Aim >> What is the number of lines that include the word "styles"? Provide only that figure.

Records to use >>
>>>>
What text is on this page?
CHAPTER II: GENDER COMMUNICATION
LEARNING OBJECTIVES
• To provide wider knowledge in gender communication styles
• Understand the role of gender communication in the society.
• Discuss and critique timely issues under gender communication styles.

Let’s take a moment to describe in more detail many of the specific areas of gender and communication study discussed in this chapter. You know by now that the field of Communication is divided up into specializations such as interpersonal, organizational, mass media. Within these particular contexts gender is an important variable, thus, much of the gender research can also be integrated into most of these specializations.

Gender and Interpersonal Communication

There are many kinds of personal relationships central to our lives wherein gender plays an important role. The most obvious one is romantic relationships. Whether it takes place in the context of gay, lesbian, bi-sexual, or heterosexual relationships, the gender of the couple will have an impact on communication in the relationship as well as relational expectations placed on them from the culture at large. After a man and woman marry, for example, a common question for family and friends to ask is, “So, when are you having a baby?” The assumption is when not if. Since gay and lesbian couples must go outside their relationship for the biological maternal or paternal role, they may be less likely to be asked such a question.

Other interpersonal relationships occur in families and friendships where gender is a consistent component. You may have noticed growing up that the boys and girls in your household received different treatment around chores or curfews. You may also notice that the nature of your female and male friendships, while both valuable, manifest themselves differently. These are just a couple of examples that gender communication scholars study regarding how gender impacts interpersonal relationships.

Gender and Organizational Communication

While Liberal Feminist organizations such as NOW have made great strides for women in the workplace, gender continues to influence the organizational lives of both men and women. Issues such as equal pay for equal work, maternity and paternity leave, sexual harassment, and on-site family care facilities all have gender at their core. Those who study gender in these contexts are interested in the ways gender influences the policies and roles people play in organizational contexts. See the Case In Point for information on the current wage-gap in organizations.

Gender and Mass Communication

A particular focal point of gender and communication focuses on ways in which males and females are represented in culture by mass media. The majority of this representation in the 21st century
<<<<
Full answer >> 2